Records that describe figures:
================================

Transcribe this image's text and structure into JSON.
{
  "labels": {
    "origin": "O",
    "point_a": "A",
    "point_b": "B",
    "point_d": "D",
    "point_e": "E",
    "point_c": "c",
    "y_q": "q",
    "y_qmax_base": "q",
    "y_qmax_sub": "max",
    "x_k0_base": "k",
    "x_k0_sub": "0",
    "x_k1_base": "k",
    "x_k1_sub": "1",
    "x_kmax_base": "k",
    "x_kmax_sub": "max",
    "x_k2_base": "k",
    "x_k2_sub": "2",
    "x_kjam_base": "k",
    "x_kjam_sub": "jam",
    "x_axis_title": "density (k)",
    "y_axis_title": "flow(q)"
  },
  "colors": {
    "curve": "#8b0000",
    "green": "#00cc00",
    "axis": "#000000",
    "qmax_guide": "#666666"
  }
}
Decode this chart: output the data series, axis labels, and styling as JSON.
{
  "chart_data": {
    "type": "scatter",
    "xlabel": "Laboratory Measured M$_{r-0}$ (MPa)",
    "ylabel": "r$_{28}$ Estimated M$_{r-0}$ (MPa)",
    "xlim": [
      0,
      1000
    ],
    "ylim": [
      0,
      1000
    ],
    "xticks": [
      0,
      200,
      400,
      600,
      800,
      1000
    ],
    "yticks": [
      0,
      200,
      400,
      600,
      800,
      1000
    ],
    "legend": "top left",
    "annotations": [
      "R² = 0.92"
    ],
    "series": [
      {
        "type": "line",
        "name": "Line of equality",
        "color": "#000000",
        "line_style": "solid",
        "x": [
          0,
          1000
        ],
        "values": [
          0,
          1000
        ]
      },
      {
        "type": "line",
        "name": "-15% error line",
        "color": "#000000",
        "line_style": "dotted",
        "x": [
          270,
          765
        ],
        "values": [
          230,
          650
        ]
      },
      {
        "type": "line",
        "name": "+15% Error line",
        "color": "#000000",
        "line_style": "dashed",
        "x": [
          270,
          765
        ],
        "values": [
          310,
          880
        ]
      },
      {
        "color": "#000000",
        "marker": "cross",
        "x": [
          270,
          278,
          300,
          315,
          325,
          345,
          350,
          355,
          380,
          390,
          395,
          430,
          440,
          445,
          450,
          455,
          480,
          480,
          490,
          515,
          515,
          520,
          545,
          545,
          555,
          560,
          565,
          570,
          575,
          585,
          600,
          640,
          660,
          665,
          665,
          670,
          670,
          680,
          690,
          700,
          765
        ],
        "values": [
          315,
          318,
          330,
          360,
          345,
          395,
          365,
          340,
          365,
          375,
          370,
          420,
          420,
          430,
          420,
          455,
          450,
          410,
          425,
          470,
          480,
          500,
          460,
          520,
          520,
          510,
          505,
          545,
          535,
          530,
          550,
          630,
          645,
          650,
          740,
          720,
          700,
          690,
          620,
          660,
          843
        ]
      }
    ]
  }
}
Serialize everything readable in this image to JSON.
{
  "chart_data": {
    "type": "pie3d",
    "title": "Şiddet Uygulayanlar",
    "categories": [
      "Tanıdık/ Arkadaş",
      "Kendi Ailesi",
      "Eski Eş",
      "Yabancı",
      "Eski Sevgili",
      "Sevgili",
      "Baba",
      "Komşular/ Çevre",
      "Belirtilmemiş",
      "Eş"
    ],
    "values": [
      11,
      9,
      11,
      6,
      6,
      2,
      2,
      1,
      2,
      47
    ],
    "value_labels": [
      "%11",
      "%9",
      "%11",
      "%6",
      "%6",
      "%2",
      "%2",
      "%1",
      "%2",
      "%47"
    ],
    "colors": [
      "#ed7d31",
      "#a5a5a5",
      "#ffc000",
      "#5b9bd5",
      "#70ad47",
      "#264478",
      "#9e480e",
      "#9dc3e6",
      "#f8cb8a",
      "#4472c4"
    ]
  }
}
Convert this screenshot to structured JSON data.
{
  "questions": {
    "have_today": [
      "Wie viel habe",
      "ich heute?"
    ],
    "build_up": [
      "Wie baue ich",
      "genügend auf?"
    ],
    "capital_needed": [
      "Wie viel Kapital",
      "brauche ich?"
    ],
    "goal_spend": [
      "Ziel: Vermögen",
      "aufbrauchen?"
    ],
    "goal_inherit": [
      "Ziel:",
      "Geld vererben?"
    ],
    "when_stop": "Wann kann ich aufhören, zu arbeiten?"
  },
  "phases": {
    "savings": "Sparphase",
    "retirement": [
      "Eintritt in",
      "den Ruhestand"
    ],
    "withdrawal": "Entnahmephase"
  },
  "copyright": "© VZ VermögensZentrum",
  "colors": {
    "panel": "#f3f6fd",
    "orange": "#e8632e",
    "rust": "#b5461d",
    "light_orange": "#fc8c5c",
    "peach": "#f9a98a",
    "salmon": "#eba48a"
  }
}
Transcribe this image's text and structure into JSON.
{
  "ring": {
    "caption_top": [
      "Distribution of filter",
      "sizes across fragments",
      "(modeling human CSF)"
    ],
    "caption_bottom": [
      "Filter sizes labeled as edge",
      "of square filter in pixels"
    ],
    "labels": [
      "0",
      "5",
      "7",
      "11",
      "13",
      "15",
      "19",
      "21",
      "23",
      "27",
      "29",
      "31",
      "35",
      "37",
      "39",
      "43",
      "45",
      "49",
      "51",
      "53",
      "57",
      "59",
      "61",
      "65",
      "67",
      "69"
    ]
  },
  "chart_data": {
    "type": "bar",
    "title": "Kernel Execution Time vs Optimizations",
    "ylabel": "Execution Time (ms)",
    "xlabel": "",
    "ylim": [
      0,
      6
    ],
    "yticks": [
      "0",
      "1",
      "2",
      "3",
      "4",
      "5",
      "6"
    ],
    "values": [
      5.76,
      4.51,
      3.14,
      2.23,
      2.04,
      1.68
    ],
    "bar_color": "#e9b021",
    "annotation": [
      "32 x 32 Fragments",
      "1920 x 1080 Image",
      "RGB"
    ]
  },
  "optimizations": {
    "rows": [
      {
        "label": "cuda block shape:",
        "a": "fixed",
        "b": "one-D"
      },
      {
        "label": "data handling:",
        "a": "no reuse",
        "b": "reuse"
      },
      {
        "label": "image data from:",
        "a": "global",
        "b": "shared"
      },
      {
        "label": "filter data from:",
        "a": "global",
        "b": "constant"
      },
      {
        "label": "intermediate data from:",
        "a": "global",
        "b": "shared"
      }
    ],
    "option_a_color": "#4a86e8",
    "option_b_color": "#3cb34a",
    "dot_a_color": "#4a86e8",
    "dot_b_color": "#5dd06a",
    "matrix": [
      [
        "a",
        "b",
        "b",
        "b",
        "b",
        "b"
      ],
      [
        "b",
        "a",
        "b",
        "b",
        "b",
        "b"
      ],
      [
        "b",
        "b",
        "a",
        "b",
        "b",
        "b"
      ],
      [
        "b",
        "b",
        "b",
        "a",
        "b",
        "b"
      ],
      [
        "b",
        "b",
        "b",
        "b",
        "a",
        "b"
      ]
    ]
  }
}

================================

Set exercise – In the records above, find each line holding "sizes" and copy it.

Solution to this task –
      "sizes across fragments",
      "Filter sizes labeled as edge",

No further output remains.